EXERCISE DIRECTIONS = Write out all of the data without omission, exactly as shown.

GIVEN ENTRIES =
......

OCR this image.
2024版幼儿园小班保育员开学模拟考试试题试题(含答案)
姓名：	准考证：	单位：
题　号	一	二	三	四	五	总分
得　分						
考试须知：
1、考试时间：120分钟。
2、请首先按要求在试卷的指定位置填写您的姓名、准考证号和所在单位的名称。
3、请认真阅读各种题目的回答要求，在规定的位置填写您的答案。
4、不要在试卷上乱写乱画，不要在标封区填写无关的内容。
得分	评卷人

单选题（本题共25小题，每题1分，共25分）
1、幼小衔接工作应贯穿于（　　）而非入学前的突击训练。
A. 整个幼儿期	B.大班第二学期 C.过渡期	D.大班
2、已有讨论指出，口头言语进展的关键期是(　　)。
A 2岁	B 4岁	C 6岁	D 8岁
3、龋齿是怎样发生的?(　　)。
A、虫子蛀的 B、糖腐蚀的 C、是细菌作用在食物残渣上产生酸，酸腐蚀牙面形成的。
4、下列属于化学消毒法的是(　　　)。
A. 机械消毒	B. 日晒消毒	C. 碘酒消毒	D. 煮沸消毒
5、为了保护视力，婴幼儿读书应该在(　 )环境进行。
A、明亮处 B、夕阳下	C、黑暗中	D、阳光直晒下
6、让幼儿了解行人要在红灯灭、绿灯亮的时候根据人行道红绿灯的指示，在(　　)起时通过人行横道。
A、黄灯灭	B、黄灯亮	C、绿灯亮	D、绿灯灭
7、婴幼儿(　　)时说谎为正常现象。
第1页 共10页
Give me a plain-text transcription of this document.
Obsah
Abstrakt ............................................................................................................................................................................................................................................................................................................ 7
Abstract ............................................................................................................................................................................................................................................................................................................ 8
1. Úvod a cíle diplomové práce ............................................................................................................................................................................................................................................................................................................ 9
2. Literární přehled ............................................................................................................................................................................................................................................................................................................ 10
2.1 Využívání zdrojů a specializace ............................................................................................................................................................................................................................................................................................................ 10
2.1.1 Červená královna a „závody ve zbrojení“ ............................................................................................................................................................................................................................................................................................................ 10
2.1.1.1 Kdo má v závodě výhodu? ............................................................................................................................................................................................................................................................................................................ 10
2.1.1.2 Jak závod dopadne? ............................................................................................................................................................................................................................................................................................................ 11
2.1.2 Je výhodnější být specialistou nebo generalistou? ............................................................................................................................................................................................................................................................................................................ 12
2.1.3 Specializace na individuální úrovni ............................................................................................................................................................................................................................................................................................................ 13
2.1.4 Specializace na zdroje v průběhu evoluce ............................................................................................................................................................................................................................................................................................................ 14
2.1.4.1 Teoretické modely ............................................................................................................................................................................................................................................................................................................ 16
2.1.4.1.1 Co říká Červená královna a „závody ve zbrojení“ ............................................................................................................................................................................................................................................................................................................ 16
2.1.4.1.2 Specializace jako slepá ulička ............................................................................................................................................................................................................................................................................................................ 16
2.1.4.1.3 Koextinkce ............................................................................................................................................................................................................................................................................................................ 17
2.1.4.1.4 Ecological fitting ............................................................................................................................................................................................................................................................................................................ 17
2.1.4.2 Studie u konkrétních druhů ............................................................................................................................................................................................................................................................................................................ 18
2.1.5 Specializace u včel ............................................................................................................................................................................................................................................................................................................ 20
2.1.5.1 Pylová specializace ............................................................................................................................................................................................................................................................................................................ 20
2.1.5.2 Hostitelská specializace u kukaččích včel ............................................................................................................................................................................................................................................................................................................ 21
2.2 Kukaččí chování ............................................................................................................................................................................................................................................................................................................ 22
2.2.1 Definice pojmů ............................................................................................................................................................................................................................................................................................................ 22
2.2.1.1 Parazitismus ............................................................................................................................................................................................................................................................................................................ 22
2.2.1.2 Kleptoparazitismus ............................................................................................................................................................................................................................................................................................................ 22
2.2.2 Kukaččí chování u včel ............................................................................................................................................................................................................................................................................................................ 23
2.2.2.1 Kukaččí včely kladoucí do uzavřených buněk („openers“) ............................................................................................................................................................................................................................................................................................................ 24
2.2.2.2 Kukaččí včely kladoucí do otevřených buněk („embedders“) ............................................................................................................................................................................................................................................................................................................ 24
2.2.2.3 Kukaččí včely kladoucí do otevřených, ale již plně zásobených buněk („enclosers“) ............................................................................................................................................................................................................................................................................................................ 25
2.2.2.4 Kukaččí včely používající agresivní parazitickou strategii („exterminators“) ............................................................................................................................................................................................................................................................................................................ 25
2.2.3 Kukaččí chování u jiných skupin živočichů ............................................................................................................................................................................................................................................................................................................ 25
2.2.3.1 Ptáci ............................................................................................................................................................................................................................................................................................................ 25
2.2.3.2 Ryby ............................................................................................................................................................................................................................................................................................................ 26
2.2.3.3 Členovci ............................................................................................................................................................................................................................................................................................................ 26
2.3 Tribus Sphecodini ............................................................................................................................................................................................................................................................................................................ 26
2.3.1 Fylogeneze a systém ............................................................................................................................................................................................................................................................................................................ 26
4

......

FINISHED ANSWER =
OCR this image.
2024版幼儿园小班保育员开学模拟考试试题试题(含答案)
姓名：	准考证：	单位：
题　号	一	二	三	四	五	总分
得　分						
考试须知：
1、考试时间：120分钟。
2、请首先按要求在试卷的指定位置填写您的姓名、准考证号和所在单位的名称。
3、请认真阅读各种题目的回答要求，在规定的位置填写您的答案。
4、不要在试卷上乱写乱画，不要在标封区填写无关的内容。
得分	评卷人

单选题（本题共25小题，每题1分，共25分）
1、幼小衔接工作应贯穿于（　　）而非入学前的突击训练。
A. 整个幼儿期	B.大班第二学期 C.过渡期	D.大班
2、已有讨论指出，口头言语进展的关键期是(　　)。
A 2岁	B 4岁	C 6岁	D 8岁
3、龋齿是怎样发生的?(　　)。
A、虫子蛀的 B、糖腐蚀的 C、是细菌作用在食物残渣上产生酸，酸腐蚀牙面形成的。
4、下列属于化学消毒法的是(　　　)。
A. 机械消毒	B. 日晒消毒	C. 碘酒消毒	D. 煮沸消毒
5、为了保护视力，婴幼儿读书应该在(　 )环境进行。
A、明亮处 B、夕阳下	C、黑暗中	D、阳光直晒下
6、让幼儿了解行人要在红灯灭、绿灯亮的时候根据人行道红绿灯的指示，在(　　)起时通过人行横道。
A、黄灯灭	B、黄灯亮	C、绿灯亮	D、绿灯灭
7、婴幼儿(　　)时说谎为正常现象。
第1页 共10页
Give me a plain-text transcription of this document.
Obsah
Abstrakt ............................................................................................................................................................................................................................................................................................................ 7
Abstract ............................................................................................................................................................................................................................................................................................................ 8
1. Úvod a cíle diplomové práce ............................................................................................................................................................................................................................................................................................................ 9
2. Literární přehled ............................................................................................................................................................................................................................................................................................................ 10
2.1 Využívání zdrojů a specializace ............................................................................................................................................................................................................................................................................................................ 10
2.1.1 Červená královna a „závody ve zbrojení“ ............................................................................................................................................................................................................................................................................................................ 10
2.1.1.1 Kdo má v závodě výhodu? ............................................................................................................................................................................................................................................................................................................ 10
2.1.1.2 Jak závod dopadne? ............................................................................................................................................................................................................................................................................................................ 11
2.1.2 Je výhodnější být specialistou nebo generalistou? ............................................................................................................................................................................................................................................................................................................ 12
2.1.3 Specializace na individuální úrovni ............................................................................................................................................................................................................................................................................................................ 13
2.1.4 Specializace na zdroje v průběhu evoluce ............................................................................................................................................................................................................................................................................................................ 14
2.1.4.1 Teoretické modely ............................................................................................................................................................................................................................................................................................................ 16
2.1.4.1.1 Co říká Červená královna a „závody ve zbrojení“ ............................................................................................................................................................................................................................................................................................................ 16
2.1.4.1.2 Specializace jako slepá ulička ............................................................................................................................................................................................................................................................................................................ 16
2.1.4.1.3 Koextinkce ............................................................................................................................................................................................................................................................................................................ 17
2.1.4.1.4 Ecological fitting ............................................................................................................................................................................................................................................................................................................ 17
2.1.4.2 Studie u konkrétních druhů ............................................................................................................................................................................................................................................................................................................ 18
2.1.5 Specializace u včel ............................................................................................................................................................................................................................................................................................................ 20
2.1.5.1 Pylová specializace ............................................................................................................................................................................................................................................................................................................ 20
2.1.5.2 Hostitelská specializace u kukaččích včel ............................................................................................................................................................................................................................................................................................................ 21
2.2 Kukaččí chování ............................................................................................................................................................................................................................................................................................................ 22
2.2.1 Definice pojmů ............................................................................................................................................................................................................................................................................................................ 22
2.2.1.1 Parazitismus ............................................................................................................................................................................................................................................................................................................ 22
2.2.1.2 Kleptoparazitismus ............................................................................................................................................................................................................................................................................................................ 22
2.2.2 Kukaččí chování u včel ............................................................................................................................................................................................................................................................................................................ 23
2.2.2.1 Kukaččí včely kladoucí do uzavřených buněk („openers“) ............................................................................................................................................................................................................................................................................................................ 24
2.2.2.2 Kukaččí včely kladoucí do otevřených buněk („embedders“) ............................................................................................................................................................................................................................................................................................................ 24
2.2.2.3 Kukaččí včely kladoucí do otevřených, ale již plně zásobených buněk („enclosers“) ............................................................................................................................................................................................................................................................................................................ 25
2.2.2.4 Kukaččí včely používající agresivní parazitickou strategii („exterminators“) ............................................................................................................................................................................................................................................................................................................ 25
2.2.3 Kukaččí chování u jiných skupin živočichů ............................................................................................................................................................................................................................................................................................................ 25
2.2.3.1 Ptáci ............................................................................................................................................................................................................................................................................................................ 25
2.2.3.2 Ryby ............................................................................................................................................................................................................................................................................................................ 26
2.2.3.3 Členovci ............................................................................................................................................................................................................................................................................................................ 26
2.3 Tribus Sphecodini ............................................................................................................................................................................................................................................................................................................ 26
2.3.1 Fylogeneze a systém ............................................................................................................................................................................................................................................................................................................ 26
4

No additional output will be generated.